Some records:
☆ ☆ ☆ ☆ ☆
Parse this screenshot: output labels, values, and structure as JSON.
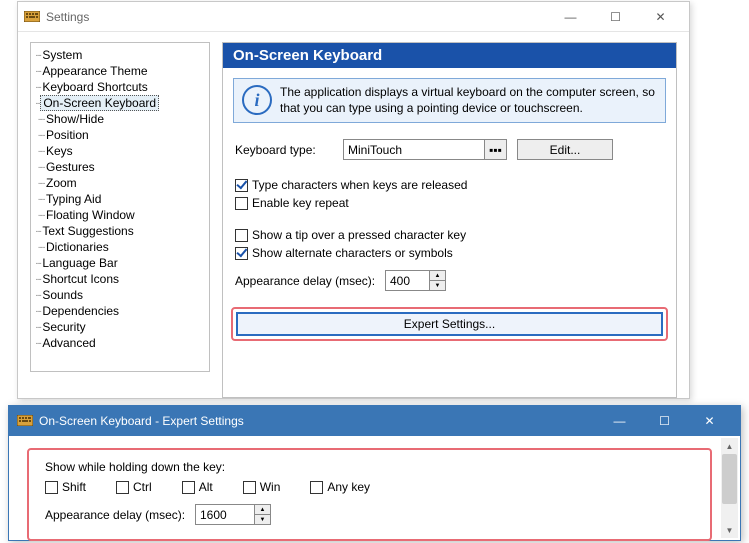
{
  "win1": {
    "title": "Settings",
    "buttons": {
      "min": "—",
      "max": "☐",
      "close": "✕"
    }
  },
  "tree": {
    "items": [
      {
        "label": "System",
        "indent": 1,
        "selected": false
      },
      {
        "label": "Appearance Theme",
        "indent": 1,
        "selected": false
      },
      {
        "label": "Keyboard Shortcuts",
        "indent": 1,
        "selected": false
      },
      {
        "label": "On-Screen Keyboard",
        "indent": 1,
        "selected": true
      },
      {
        "label": "Show/Hide",
        "indent": 2,
        "selected": false
      },
      {
        "label": "Position",
        "indent": 2,
        "selected": false
      },
      {
        "label": "Keys",
        "indent": 2,
        "selected": false
      },
      {
        "label": "Gestures",
        "indent": 2,
        "selected": false
      },
      {
        "label": "Zoom",
        "indent": 2,
        "selected": false
      },
      {
        "label": "Typing Aid",
        "indent": 2,
        "selected": false
      },
      {
        "label": "Floating Window",
        "indent": 2,
        "selected": false
      },
      {
        "label": "Text Suggestions",
        "indent": 1,
        "selected": false
      },
      {
        "label": "Dictionaries",
        "indent": 2,
        "selected": false
      },
      {
        "label": "Language Bar",
        "indent": 1,
        "selected": false
      },
      {
        "label": "Shortcut Icons",
        "indent": 1,
        "selected": false
      },
      {
        "label": "Sounds",
        "indent": 1,
        "selected": false
      },
      {
        "label": "Dependencies",
        "indent": 1,
        "selected": false
      },
      {
        "label": "Security",
        "indent": 1,
        "selected": false
      },
      {
        "label": "Advanced",
        "indent": 1,
        "selected": false
      }
    ]
  },
  "panel": {
    "title": "On-Screen Keyboard",
    "info": "The application displays a virtual keyboard on the computer screen, so that you can type using a pointing device or touchscreen.",
    "type_label": "Keyboard type:",
    "type_value": "MiniTouch",
    "type_browse": "▪▪▪",
    "edit_label": "Edit...",
    "cb1": {
      "label": "Type characters when keys are released",
      "checked": true
    },
    "cb2": {
      "label": "Enable key repeat",
      "checked": false
    },
    "cb3": {
      "label": "Show a tip over a pressed character key",
      "checked": false
    },
    "cb4": {
      "label": "Show alternate characters or symbols",
      "checked": true
    },
    "delay_label": "Appearance delay (msec):",
    "delay_value": "400",
    "expert_label": "Expert Settings..."
  },
  "win2": {
    "title": "On-Screen Keyboard - Expert Settings",
    "buttons": {
      "min": "—",
      "max": "☐",
      "close": "✕"
    }
  },
  "expert": {
    "heading": "Show while holding down the key:",
    "mods": [
      {
        "label": "Shift",
        "checked": false
      },
      {
        "label": "Ctrl",
        "checked": false
      },
      {
        "label": "Alt",
        "checked": false
      },
      {
        "label": "Win",
        "checked": false
      },
      {
        "label": "Any key",
        "checked": false
      }
    ],
    "delay_label": "Appearance delay (msec):",
    "delay_value": "1600"
  }
}
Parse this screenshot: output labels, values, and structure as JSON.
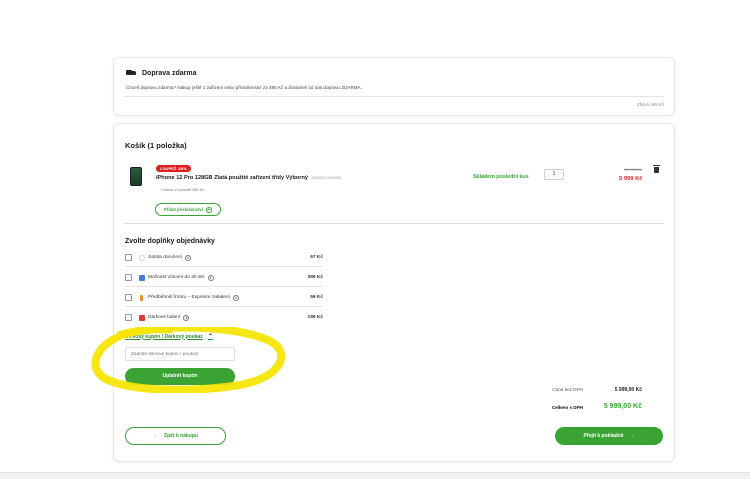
{
  "shipping": {
    "title": "Doprava zdarma",
    "message": "Chceš dopravu zdarma? Nakup ještě 1 zařízení nebo příslušenství za 495 Kč a dostaneš od nás dopravu ZDARMA.",
    "remaining": "Zbývá 495 Kč"
  },
  "cart": {
    "title": "Košík (1 položka)",
    "item": {
      "badge": "LOUPEŽ -60%",
      "name": "iPhone 12 Pro 128GB Zlatá použité zařízení třídy Výborný",
      "code": "(0520037431650)",
      "gift": "+ Dárek v hodnotě 285 Kč",
      "stock": "Skladem poslední kus",
      "quantity": "1",
      "old_price": "14 990 Kč",
      "new_price": "5 999 Kč"
    },
    "add_accessory": "Přidat příslušenství",
    "addons_title": "Zvolte doplňky objednávky",
    "addons": [
      {
        "label": "Jistota doručení",
        "price": "67 Kč",
        "icon": "shield-icon",
        "icon_color": "#cfcfcf"
      },
      {
        "label": "Možnost vrácení do 30 dní",
        "price": "399 Kč",
        "icon": "return-icon",
        "icon_color": "#3b7fd8"
      },
      {
        "label": "Předběhnití frontu – Expresní zabalení",
        "price": "59 Kč",
        "icon": "fire-icon",
        "icon_color": "#f28c1e"
      },
      {
        "label": "Dárkové balení",
        "price": "199 Kč",
        "icon": "gift-icon",
        "icon_color": "#e03a2c"
      }
    ],
    "coupon": {
      "toggle": "Slevový kupón / Dárkový poukaz",
      "placeholder": "Zadejte slevový kupón / poukaz",
      "apply": "Uplatnit kupón"
    },
    "summary": {
      "without_vat_label": "Cena bez DPH",
      "without_vat_value": "5 999,00 Kč",
      "total_label": "Celkem s DPH",
      "total_value": "5 999,00 Kč"
    },
    "back_label": "Zpět k nákupu",
    "checkout_label": "Přejít k pokladně"
  },
  "colors": {
    "accent": "#3aa334",
    "sale": "#e02020",
    "highlight": "#f5e400"
  }
}
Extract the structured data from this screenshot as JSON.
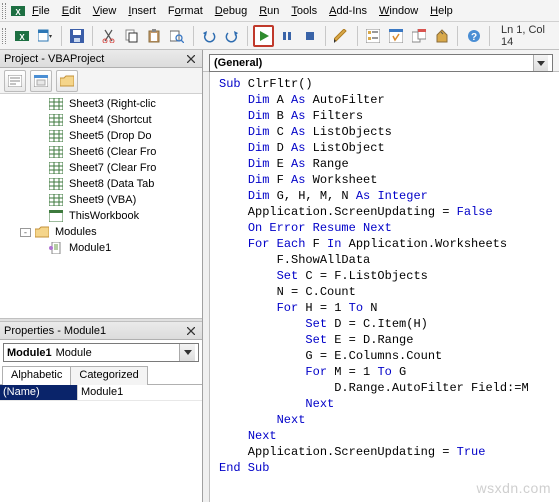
{
  "menu": {
    "file": "File",
    "edit": "Edit",
    "view": "View",
    "insert": "Insert",
    "format": "Format",
    "debug": "Debug",
    "run": "Run",
    "tools": "Tools",
    "addins": "Add-Ins",
    "window": "Window",
    "help": "Help"
  },
  "status": {
    "cursor": "Ln 1, Col 14"
  },
  "project_panel": {
    "title": "Project - VBAProject",
    "tree": {
      "sheet3": "Sheet3 (Right-clic",
      "sheet4": "Sheet4 (Shortcut",
      "sheet5": "Sheet5 (Drop Do",
      "sheet6": "Sheet6 (Clear Fro",
      "sheet7": "Sheet7 (Clear Fro",
      "sheet8": "Sheet8 (Data Tab",
      "sheet9": "Sheet9 (VBA)",
      "thiswb": "ThisWorkbook",
      "modules": "Modules",
      "module1": "Module1"
    }
  },
  "props_panel": {
    "title": "Properties - Module1",
    "object_bold": "Module1",
    "object_type": "Module",
    "tabs": {
      "alpha": "Alphabetic",
      "cat": "Categorized"
    },
    "rows": {
      "name_label": "(Name)",
      "name_val": "Module1"
    }
  },
  "code_combo": {
    "general": "(General)"
  },
  "code": {
    "l1a": "Sub",
    "l1b": " ClrFltr()",
    "l2a": "Dim",
    "l2b": " A ",
    "l2c": "As",
    "l2d": " AutoFilter",
    "l3a": "Dim",
    "l3b": " B ",
    "l3c": "As",
    "l3d": " Filters",
    "l4a": "Dim",
    "l4b": " C ",
    "l4c": "As",
    "l4d": " ListObjects",
    "l5a": "Dim",
    "l5b": " D ",
    "l5c": "As",
    "l5d": " ListObject",
    "l6a": "Dim",
    "l6b": " E ",
    "l6c": "As",
    "l6d": " Range",
    "l7a": "Dim",
    "l7b": " F ",
    "l7c": "As",
    "l7d": " Worksheet",
    "l8a": "Dim",
    "l8b": " G, H, M, N ",
    "l8c": "As Integer",
    "l9": "    Application.ScreenUpdating = ",
    "l9b": "False",
    "l10": "On Error Resume Next",
    "l11a": "For Each",
    "l11b": " F ",
    "l11c": "In",
    "l11d": " Application.Worksheets",
    "l12": "        F.ShowAllData",
    "l13a": "Set",
    "l13b": " C = F.ListObjects",
    "l14": "        N = C.Count",
    "l15a": "For",
    "l15b": " H = 1 ",
    "l15c": "To",
    "l15d": " N",
    "l16a": "Set",
    "l16b": " D = C.Item(H)",
    "l17a": "Set",
    "l17b": " E = D.Range",
    "l18": "            G = E.Columns.Count",
    "l19a": "For",
    "l19b": " M = 1 ",
    "l19c": "To",
    "l19d": " G",
    "l20": "                D.Range.AutoFilter Field:=M",
    "l21": "Next",
    "l22": "Next",
    "l23": "Next",
    "l24": "    Application.ScreenUpdating = ",
    "l24b": "True",
    "l25": "End Sub"
  },
  "watermark": "wsxdn.com"
}
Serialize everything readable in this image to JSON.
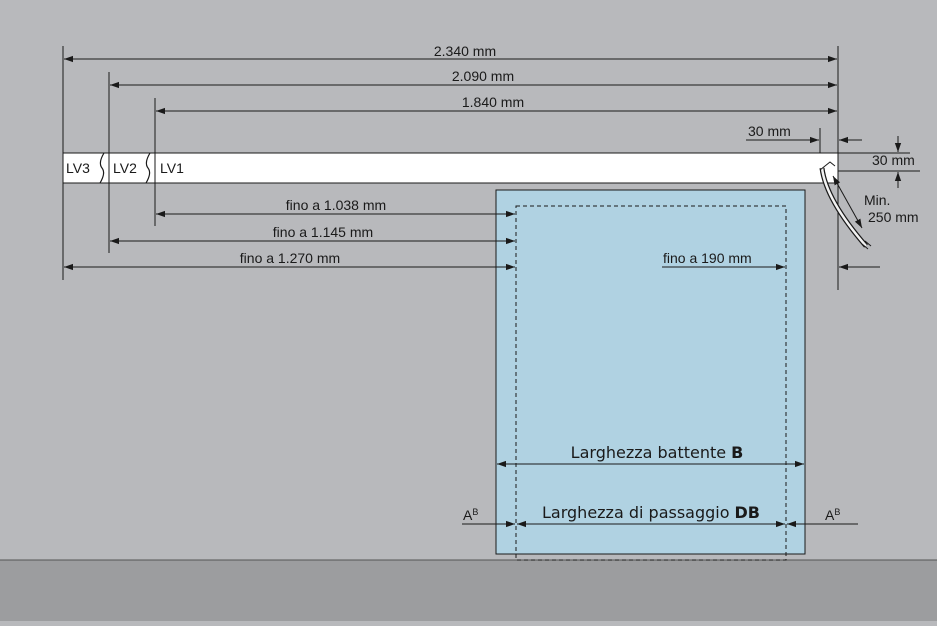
{
  "colors": {
    "background": "#b8b9bc",
    "floor": "#9c9d9f",
    "door_leaf": "#b0d2e2",
    "rail": "#ffffff",
    "ink": "#1a1a1a"
  },
  "rail": {
    "sections": [
      "LV3",
      "LV2",
      "LV1"
    ]
  },
  "dimensions": {
    "total_lv3": "2.340 mm",
    "total_lv2": "2.090 mm",
    "total_lv1": "1.840 mm",
    "cable_offset": "30 mm",
    "cable_height": "30 mm",
    "cable_min_label": "Min.",
    "cable_min_value": "250 mm",
    "upto_lv1": "fino a 1.038 mm",
    "upto_lv2": "fino a 1.145 mm",
    "upto_lv3": "fino a 1.270 mm",
    "upto_right": "fino a 190 mm"
  },
  "door": {
    "leaf_width_label": "Larghezza battente",
    "leaf_width_symbol": "B",
    "passage_width_label": "Larghezza di passaggio",
    "passage_width_symbol": "DB",
    "side_label": "A",
    "side_sup": "B"
  }
}
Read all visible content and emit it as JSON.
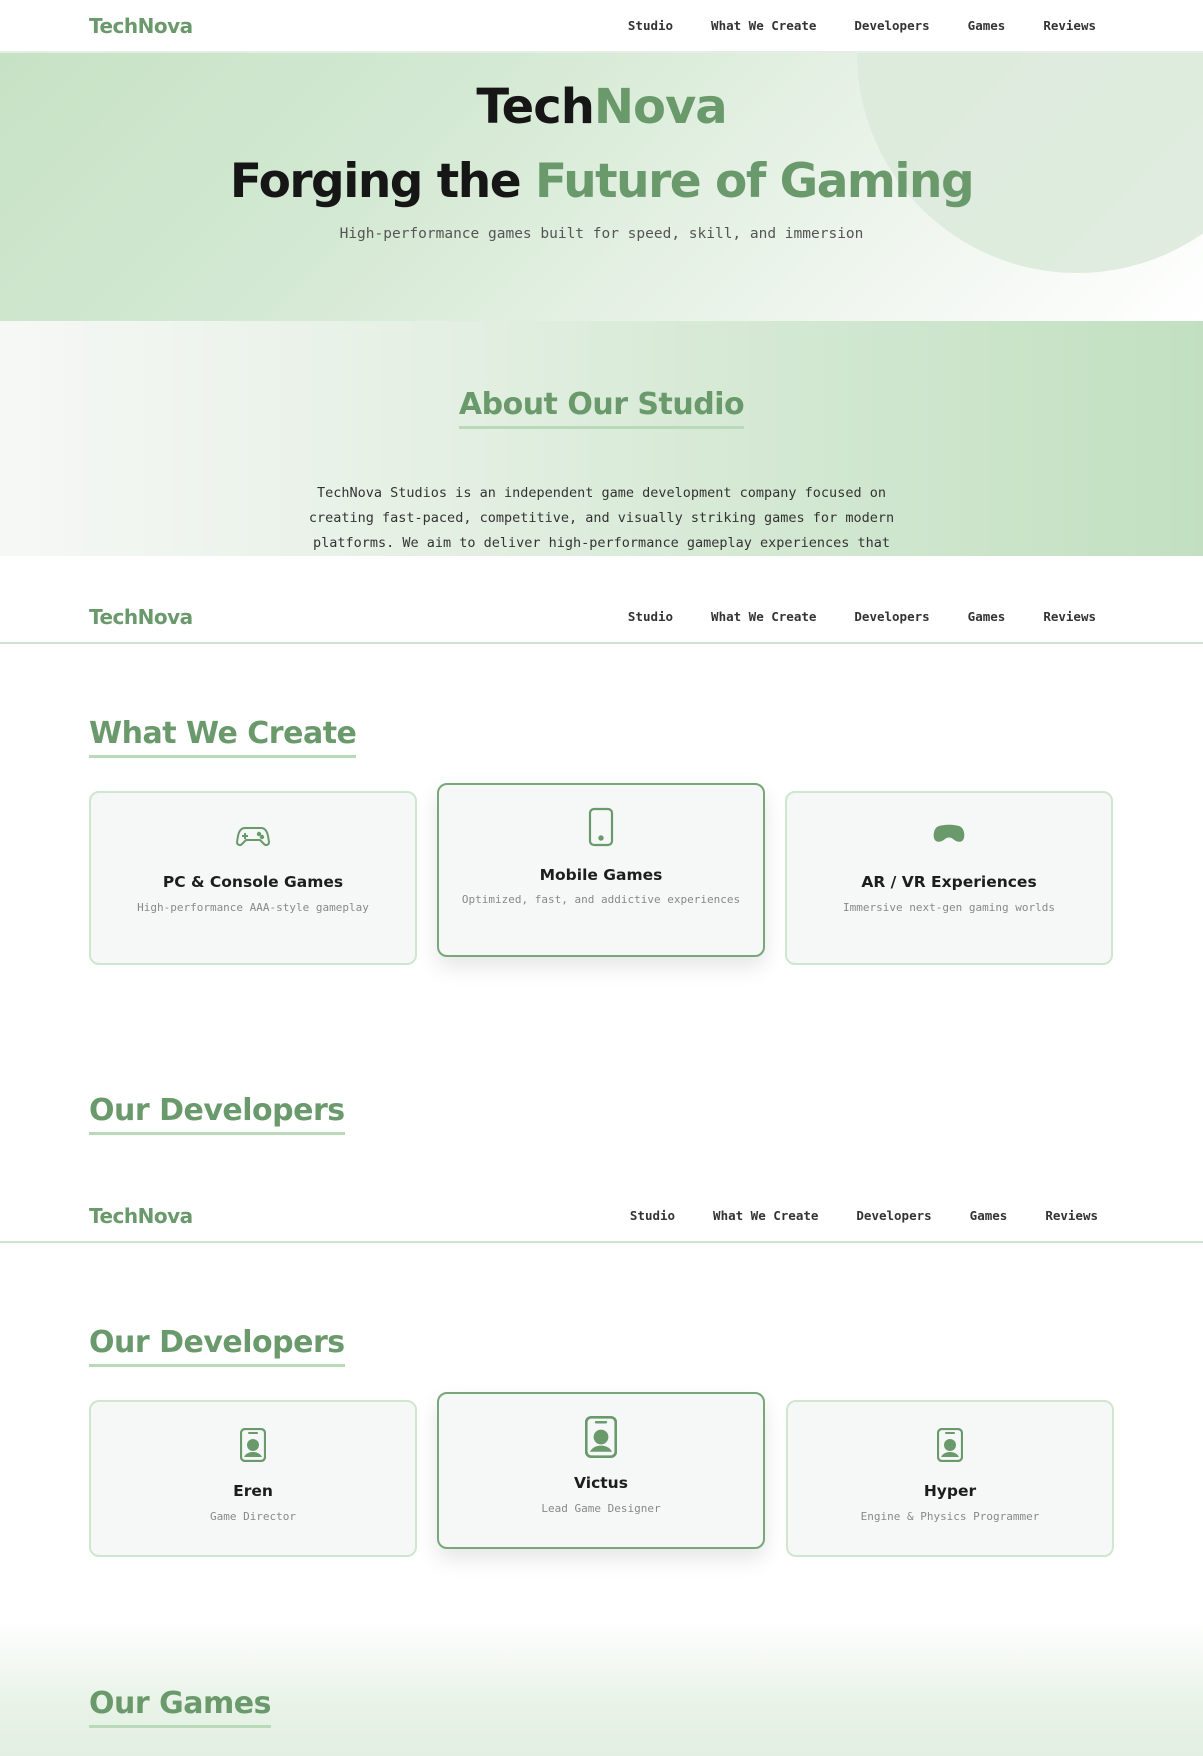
{
  "nav": {
    "logo": "TechNova",
    "links": [
      "Studio",
      "What We Create",
      "Developers",
      "Games",
      "Reviews"
    ]
  },
  "hero": {
    "brand_part1": "Tech",
    "brand_part2": "Nova",
    "headline_part1": "Forging the ",
    "headline_part2": "Future of Gaming",
    "subtitle": "High-performance games built for speed, skill, and immersion"
  },
  "about": {
    "title": "About Our Studio",
    "body": "TechNova Studios is an independent game development company focused on creating fast-paced, competitive, and visually striking games for modern platforms. We aim to deliver high-performance gameplay experiences that"
  },
  "create": {
    "title": "What We Create",
    "cards": [
      {
        "icon": "gamepad-icon",
        "title": "PC & Console Games",
        "desc": "High-performance AAA-style gameplay"
      },
      {
        "icon": "smartphone-icon",
        "title": "Mobile Games",
        "desc": "Optimized, fast, and addictive experiences"
      },
      {
        "icon": "vr-headset-icon",
        "title": "AR / VR Experiences",
        "desc": "Immersive next-gen gaming worlds"
      }
    ]
  },
  "developers": {
    "title": "Our Developers",
    "cards": [
      {
        "icon": "id-badge-icon",
        "name": "Eren",
        "role": "Game Director"
      },
      {
        "icon": "id-badge-icon",
        "name": "Victus",
        "role": "Lead Game Designer"
      },
      {
        "icon": "id-badge-icon",
        "name": "Hyper",
        "role": "Engine & Physics Programmer"
      }
    ]
  },
  "games": {
    "title": "Our Games"
  },
  "colors": {
    "accent": "#6a9a6c",
    "accent_light": "#cfe6cf",
    "text_dark": "#161616"
  }
}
☆ ☆ ☆ ☆ ☆
» **THE REQUEST**: Above are some records. Count the lines among them with the word "fast", and answer with the number only.

» **THE SOLUTION**: 2